> Problem details: Skip the images and copy each record exactly as written.

> Material for the task:
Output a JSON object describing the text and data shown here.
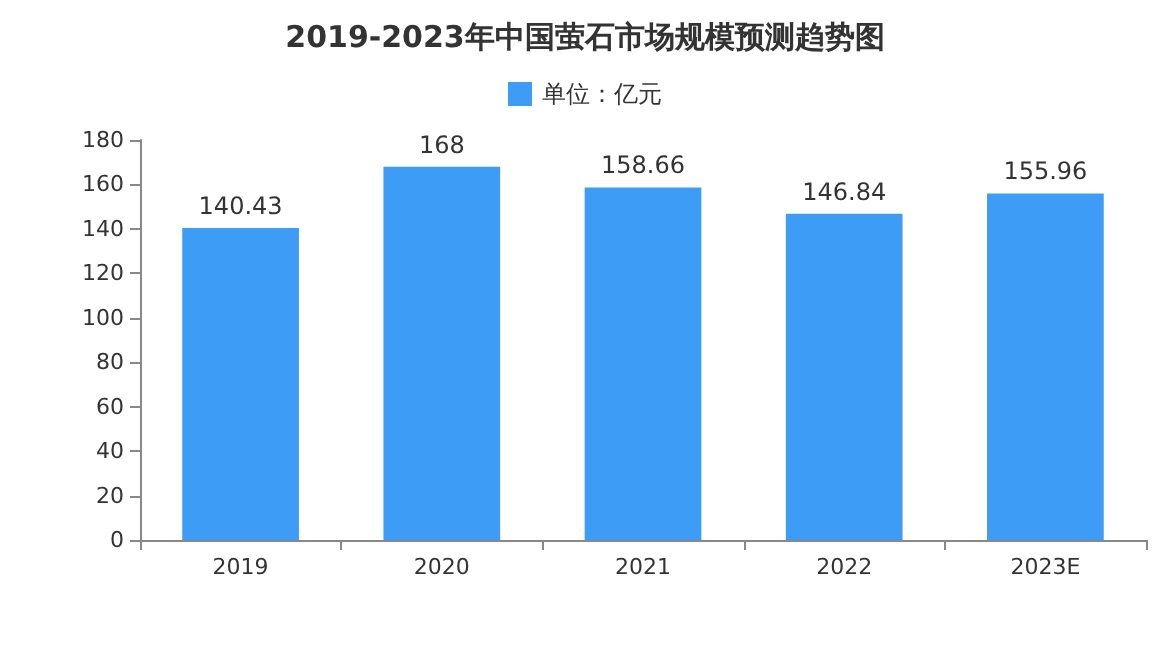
{
  "chart_data": {
    "type": "bar",
    "title": "2019-2023年中国萤石市场规模预测趋势图",
    "categories": [
      "2019",
      "2020",
      "2021",
      "2022",
      "2023E"
    ],
    "series": [
      {
        "name": "单位：亿元",
        "color": "#3d9cf5",
        "values": [
          140.43,
          168,
          158.66,
          146.84,
          155.96
        ]
      }
    ],
    "ylim": [
      0,
      180
    ],
    "yticks": [
      0,
      20,
      40,
      60,
      80,
      100,
      120,
      140,
      160,
      180
    ],
    "data_labels": true,
    "grid": false,
    "legend": "top"
  }
}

> Answer:
Output a JSON object describing the text and data shown here.
{
  "chart_data": {
    "type": "bar",
    "title": "2019-2023年中国萤石市场规模预测趋势图",
    "categories": [
      "2019",
      "2020",
      "2021",
      "2022",
      "2023E"
    ],
    "series": [
      {
        "name": "单位：亿元",
        "color": "#3d9cf5",
        "values": [
          140.43,
          168,
          158.66,
          146.84,
          155.96
        ]
      }
    ],
    "ylim": [
      0,
      180
    ],
    "yticks": [
      0,
      20,
      40,
      60,
      80,
      100,
      120,
      140,
      160,
      180
    ],
    "data_labels": true,
    "grid": false,
    "legend": "top"
  }
}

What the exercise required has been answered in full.